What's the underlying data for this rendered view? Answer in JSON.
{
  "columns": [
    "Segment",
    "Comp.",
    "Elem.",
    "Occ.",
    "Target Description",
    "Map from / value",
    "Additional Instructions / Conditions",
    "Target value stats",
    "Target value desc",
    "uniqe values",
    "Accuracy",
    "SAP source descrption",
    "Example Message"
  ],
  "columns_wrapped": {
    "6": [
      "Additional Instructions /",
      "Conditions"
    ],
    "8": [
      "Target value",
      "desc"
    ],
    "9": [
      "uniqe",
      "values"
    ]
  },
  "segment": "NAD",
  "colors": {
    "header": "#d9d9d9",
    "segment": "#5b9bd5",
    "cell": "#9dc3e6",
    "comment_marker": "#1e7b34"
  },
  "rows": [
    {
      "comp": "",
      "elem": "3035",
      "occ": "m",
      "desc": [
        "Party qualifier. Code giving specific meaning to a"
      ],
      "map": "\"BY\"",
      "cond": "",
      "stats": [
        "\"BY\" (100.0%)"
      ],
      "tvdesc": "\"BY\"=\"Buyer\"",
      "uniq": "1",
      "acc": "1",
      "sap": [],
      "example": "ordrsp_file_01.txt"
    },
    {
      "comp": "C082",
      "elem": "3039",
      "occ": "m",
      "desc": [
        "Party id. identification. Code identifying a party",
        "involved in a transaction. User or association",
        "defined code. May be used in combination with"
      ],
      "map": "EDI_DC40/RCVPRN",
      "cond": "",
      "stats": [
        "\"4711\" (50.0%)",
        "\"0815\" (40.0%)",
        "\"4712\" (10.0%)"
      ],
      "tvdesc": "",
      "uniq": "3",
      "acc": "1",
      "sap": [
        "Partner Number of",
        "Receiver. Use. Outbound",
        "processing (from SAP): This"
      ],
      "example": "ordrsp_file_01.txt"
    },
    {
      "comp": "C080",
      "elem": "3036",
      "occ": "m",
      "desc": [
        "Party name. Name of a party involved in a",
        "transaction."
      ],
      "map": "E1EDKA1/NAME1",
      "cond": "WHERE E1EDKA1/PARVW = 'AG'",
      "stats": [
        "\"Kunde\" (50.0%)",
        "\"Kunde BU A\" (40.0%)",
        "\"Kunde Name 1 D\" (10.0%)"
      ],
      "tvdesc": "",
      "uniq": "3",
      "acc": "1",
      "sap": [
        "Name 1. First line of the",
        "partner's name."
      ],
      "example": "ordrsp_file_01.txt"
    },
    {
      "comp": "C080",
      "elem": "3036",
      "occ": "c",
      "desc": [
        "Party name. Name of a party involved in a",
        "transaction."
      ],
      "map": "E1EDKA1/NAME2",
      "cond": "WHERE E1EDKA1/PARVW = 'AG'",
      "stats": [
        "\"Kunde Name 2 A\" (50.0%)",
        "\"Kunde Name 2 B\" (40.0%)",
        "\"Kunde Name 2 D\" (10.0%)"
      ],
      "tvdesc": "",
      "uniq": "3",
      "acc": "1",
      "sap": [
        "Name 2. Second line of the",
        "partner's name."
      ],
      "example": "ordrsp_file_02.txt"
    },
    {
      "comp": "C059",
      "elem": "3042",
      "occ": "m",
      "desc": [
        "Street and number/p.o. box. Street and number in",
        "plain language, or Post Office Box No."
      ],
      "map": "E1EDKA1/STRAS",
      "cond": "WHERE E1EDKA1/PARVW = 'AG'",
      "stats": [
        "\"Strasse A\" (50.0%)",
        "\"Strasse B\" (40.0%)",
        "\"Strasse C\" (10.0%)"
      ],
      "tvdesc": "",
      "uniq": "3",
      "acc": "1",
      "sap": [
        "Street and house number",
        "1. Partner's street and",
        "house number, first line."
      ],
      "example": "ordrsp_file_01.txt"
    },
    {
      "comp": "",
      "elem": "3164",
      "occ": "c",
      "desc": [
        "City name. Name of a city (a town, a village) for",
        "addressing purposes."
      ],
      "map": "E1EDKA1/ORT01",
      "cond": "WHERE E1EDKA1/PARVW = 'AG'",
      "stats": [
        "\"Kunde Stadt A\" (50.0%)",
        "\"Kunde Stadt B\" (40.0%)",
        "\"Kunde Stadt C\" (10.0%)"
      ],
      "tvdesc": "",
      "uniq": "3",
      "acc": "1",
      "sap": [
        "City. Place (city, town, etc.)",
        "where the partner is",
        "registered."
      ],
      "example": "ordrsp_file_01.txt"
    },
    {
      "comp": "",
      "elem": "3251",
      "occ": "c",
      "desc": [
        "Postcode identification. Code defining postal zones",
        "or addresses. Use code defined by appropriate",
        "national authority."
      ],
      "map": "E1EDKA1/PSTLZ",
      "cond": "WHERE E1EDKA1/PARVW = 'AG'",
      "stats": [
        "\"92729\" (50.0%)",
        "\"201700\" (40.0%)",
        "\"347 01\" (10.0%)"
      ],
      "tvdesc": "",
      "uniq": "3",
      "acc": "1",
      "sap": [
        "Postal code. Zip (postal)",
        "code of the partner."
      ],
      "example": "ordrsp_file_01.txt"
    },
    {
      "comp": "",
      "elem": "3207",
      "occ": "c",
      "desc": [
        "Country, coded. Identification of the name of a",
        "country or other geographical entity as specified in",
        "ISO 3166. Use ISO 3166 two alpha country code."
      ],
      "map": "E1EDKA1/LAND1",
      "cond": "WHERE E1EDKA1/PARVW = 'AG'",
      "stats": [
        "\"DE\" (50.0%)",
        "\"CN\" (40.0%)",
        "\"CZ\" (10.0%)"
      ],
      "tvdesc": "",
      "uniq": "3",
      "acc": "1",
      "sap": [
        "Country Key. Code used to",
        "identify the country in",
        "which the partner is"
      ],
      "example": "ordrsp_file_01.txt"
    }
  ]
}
______
WHAT IS NEEDED
Quote every record above exactly.

ANSWER BELOW
What's the underlying data for this rendered view? Answer in JSON.
{
  "columns": [
    "Segment",
    "Comp.",
    "Elem.",
    "Occ.",
    "Target Description",
    "Map from / value",
    "Additional Instructions / Conditions",
    "Target value stats",
    "Target value desc",
    "uniqe values",
    "Accuracy",
    "SAP source descrption",
    "Example Message"
  ],
  "columns_wrapped": {
    "6": [
      "Additional Instructions /",
      "Conditions"
    ],
    "8": [
      "Target value",
      "desc"
    ],
    "9": [
      "uniqe",
      "values"
    ]
  },
  "segment": "NAD",
  "colors": {
    "header": "#d9d9d9",
    "segment": "#5b9bd5",
    "cell": "#9dc3e6",
    "comment_marker": "#1e7b34"
  },
  "rows": [
    {
      "comp": "",
      "elem": "3035",
      "occ": "m",
      "desc": [
        "Party qualifier. Code giving specific meaning to a"
      ],
      "map": "\"BY\"",
      "cond": "",
      "stats": [
        "\"BY\" (100.0%)"
      ],
      "tvdesc": "\"BY\"=\"Buyer\"",
      "uniq": "1",
      "acc": "1",
      "sap": [],
      "example": "ordrsp_file_01.txt"
    },
    {
      "comp": "C082",
      "elem": "3039",
      "occ": "m",
      "desc": [
        "Party id. identification. Code identifying a party",
        "involved in a transaction. User or association",
        "defined code. May be used in combination with"
      ],
      "map": "EDI_DC40/RCVPRN",
      "cond": "",
      "stats": [
        "\"4711\" (50.0%)",
        "\"0815\" (40.0%)",
        "\"4712\" (10.0%)"
      ],
      "tvdesc": "",
      "uniq": "3",
      "acc": "1",
      "sap": [
        "Partner Number of",
        "Receiver. Use. Outbound",
        "processing (from SAP): This"
      ],
      "example": "ordrsp_file_01.txt"
    },
    {
      "comp": "C080",
      "elem": "3036",
      "occ": "m",
      "desc": [
        "Party name. Name of a party involved in a",
        "transaction."
      ],
      "map": "E1EDKA1/NAME1",
      "cond": "WHERE E1EDKA1/PARVW = 'AG'",
      "stats": [
        "\"Kunde\" (50.0%)",
        "\"Kunde BU A\" (40.0%)",
        "\"Kunde Name 1 D\" (10.0%)"
      ],
      "tvdesc": "",
      "uniq": "3",
      "acc": "1",
      "sap": [
        "Name 1. First line of the",
        "partner's name."
      ],
      "example": "ordrsp_file_01.txt"
    },
    {
      "comp": "C080",
      "elem": "3036",
      "occ": "c",
      "desc": [
        "Party name. Name of a party involved in a",
        "transaction."
      ],
      "map": "E1EDKA1/NAME2",
      "cond": "WHERE E1EDKA1/PARVW = 'AG'",
      "stats": [
        "\"Kunde Name 2 A\" (50.0%)",
        "\"Kunde Name 2 B\" (40.0%)",
        "\"Kunde Name 2 D\" (10.0%)"
      ],
      "tvdesc": "",
      "uniq": "3",
      "acc": "1",
      "sap": [
        "Name 2. Second line of the",
        "partner's name."
      ],
      "example": "ordrsp_file_02.txt"
    },
    {
      "comp": "C059",
      "elem": "3042",
      "occ": "m",
      "desc": [
        "Street and number/p.o. box. Street and number in",
        "plain language, or Post Office Box No."
      ],
      "map": "E1EDKA1/STRAS",
      "cond": "WHERE E1EDKA1/PARVW = 'AG'",
      "stats": [
        "\"Strasse A\" (50.0%)",
        "\"Strasse B\" (40.0%)",
        "\"Strasse C\" (10.0%)"
      ],
      "tvdesc": "",
      "uniq": "3",
      "acc": "1",
      "sap": [
        "Street and house number",
        "1. Partner's street and",
        "house number, first line."
      ],
      "example": "ordrsp_file_01.txt"
    },
    {
      "comp": "",
      "elem": "3164",
      "occ": "c",
      "desc": [
        "City name. Name of a city (a town, a village) for",
        "addressing purposes."
      ],
      "map": "E1EDKA1/ORT01",
      "cond": "WHERE E1EDKA1/PARVW = 'AG'",
      "stats": [
        "\"Kunde Stadt A\" (50.0%)",
        "\"Kunde Stadt B\" (40.0%)",
        "\"Kunde Stadt C\" (10.0%)"
      ],
      "tvdesc": "",
      "uniq": "3",
      "acc": "1",
      "sap": [
        "City. Place (city, town, etc.)",
        "where the partner is",
        "registered."
      ],
      "example": "ordrsp_file_01.txt"
    },
    {
      "comp": "",
      "elem": "3251",
      "occ": "c",
      "desc": [
        "Postcode identification. Code defining postal zones",
        "or addresses. Use code defined by appropriate",
        "national authority."
      ],
      "map": "E1EDKA1/PSTLZ",
      "cond": "WHERE E1EDKA1/PARVW = 'AG'",
      "stats": [
        "\"92729\" (50.0%)",
        "\"201700\" (40.0%)",
        "\"347 01\" (10.0%)"
      ],
      "tvdesc": "",
      "uniq": "3",
      "acc": "1",
      "sap": [
        "Postal code. Zip (postal)",
        "code of the partner."
      ],
      "example": "ordrsp_file_01.txt"
    },
    {
      "comp": "",
      "elem": "3207",
      "occ": "c",
      "desc": [
        "Country, coded. Identification of the name of a",
        "country or other geographical entity as specified in",
        "ISO 3166. Use ISO 3166 two alpha country code."
      ],
      "map": "E1EDKA1/LAND1",
      "cond": "WHERE E1EDKA1/PARVW = 'AG'",
      "stats": [
        "\"DE\" (50.0%)",
        "\"CN\" (40.0%)",
        "\"CZ\" (10.0%)"
      ],
      "tvdesc": "",
      "uniq": "3",
      "acc": "1",
      "sap": [
        "Country Key. Code used to",
        "identify the country in",
        "which the partner is"
      ],
      "example": "ordrsp_file_01.txt"
    }
  ]
}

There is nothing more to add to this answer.